Raw records:
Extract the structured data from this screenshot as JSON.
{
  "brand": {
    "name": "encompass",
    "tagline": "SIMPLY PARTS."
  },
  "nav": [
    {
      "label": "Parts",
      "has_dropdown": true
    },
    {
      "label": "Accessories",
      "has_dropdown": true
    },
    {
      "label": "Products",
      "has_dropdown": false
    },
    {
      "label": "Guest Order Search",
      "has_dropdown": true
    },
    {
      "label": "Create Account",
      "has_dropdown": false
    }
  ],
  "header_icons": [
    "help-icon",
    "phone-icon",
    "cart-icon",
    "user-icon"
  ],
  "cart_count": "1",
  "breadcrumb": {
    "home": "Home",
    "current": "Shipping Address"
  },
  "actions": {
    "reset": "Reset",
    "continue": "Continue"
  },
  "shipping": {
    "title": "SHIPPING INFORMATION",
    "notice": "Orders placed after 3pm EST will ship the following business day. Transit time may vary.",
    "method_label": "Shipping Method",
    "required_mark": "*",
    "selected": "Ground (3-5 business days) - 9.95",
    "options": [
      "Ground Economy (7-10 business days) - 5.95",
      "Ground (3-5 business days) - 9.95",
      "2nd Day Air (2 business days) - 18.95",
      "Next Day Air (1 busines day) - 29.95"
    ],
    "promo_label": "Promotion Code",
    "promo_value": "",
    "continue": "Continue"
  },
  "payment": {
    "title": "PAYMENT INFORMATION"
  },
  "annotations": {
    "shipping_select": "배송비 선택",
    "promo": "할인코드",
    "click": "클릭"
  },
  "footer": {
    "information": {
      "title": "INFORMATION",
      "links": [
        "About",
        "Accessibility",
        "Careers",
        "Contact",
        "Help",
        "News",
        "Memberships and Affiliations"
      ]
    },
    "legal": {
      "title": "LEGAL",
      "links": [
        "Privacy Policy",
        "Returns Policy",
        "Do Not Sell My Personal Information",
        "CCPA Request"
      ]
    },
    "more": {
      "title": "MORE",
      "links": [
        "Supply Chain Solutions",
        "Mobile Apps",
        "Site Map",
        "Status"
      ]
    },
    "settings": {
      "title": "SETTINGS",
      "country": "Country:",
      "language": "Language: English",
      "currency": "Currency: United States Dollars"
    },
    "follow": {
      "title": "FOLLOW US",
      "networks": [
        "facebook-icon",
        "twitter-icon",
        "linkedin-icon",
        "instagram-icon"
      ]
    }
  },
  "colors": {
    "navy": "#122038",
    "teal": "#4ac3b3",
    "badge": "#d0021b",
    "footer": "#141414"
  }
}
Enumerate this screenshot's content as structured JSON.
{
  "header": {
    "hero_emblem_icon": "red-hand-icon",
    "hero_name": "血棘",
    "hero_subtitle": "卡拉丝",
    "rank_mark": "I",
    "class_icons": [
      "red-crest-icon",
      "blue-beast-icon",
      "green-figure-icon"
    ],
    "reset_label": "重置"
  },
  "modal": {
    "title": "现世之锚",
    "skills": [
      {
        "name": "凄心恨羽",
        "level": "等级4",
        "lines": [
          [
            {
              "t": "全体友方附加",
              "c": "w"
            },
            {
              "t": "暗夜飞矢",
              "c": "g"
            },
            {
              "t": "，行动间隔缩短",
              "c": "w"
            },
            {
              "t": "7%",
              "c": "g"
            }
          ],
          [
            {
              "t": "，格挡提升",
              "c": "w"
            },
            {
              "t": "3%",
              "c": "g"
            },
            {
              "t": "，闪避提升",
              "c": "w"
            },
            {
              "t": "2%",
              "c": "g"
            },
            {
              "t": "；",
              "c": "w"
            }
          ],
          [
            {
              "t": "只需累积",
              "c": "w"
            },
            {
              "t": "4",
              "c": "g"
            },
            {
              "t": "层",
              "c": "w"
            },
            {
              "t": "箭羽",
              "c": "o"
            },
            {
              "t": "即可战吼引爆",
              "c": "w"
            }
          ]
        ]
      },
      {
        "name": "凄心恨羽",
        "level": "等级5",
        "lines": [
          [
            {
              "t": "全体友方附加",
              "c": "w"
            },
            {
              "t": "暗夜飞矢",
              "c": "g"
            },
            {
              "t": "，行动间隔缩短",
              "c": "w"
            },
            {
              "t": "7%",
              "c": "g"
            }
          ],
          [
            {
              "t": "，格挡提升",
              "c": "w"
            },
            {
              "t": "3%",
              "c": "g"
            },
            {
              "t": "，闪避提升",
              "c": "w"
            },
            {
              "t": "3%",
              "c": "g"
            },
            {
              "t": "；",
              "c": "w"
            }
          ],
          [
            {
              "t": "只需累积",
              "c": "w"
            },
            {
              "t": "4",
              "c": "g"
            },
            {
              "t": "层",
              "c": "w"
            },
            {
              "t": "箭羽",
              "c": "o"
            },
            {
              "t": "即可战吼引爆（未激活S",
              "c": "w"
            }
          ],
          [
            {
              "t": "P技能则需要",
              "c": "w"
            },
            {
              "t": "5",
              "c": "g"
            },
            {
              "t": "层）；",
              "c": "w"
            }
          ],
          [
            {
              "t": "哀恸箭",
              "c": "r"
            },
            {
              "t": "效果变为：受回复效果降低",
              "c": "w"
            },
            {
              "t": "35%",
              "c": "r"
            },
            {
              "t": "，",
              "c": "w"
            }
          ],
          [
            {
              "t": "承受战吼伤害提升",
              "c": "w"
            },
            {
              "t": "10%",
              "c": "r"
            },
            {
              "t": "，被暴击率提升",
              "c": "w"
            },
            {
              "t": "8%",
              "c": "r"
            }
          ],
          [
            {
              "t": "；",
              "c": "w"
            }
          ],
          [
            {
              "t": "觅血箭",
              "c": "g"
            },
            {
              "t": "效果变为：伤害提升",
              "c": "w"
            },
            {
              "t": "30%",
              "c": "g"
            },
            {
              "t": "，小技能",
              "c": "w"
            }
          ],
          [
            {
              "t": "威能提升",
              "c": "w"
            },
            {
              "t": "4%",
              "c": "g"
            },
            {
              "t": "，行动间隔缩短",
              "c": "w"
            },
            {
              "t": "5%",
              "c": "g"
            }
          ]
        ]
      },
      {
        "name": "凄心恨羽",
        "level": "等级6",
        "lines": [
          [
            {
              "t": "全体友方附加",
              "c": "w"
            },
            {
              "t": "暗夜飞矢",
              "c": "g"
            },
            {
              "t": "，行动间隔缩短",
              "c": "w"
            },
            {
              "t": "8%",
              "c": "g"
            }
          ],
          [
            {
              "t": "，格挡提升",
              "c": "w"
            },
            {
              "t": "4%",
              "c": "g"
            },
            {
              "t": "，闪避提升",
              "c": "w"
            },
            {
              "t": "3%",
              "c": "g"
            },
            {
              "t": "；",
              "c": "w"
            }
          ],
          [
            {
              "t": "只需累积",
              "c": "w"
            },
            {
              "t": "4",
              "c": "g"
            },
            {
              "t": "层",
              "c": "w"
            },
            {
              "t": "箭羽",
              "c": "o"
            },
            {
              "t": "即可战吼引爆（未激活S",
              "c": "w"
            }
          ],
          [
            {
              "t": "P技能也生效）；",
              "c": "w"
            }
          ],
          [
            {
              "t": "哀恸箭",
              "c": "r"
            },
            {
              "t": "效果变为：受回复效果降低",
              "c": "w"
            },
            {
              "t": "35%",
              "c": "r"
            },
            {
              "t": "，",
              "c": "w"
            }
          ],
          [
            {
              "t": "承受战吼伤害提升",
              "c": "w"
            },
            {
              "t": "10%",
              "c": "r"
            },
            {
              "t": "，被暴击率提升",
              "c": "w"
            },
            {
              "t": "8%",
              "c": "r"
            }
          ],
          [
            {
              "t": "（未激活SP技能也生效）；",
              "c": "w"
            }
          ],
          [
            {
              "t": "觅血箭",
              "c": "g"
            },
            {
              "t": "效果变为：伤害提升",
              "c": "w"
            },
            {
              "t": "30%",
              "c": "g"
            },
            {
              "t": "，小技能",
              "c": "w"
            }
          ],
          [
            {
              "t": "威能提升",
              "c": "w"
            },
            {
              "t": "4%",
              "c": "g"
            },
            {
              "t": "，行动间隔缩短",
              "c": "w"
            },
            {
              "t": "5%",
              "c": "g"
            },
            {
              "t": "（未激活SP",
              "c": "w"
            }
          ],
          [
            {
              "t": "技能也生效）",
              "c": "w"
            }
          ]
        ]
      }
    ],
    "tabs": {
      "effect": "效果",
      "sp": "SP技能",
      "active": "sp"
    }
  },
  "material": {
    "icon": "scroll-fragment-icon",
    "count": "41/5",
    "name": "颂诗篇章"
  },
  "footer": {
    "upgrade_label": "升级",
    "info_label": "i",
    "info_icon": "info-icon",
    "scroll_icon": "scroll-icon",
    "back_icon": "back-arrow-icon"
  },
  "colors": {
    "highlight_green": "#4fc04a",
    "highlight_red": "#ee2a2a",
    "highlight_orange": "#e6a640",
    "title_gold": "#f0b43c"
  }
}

◆ **Written problem**:
Look through the material and copy each line that has "Ground".

◆ **Output of the exercise**:
    "selected": "Ground (3-5 business days) - 9.95",
      "Ground Economy (7-10 business days) - 5.95",
      "Ground (3-5 business days) - 9.95",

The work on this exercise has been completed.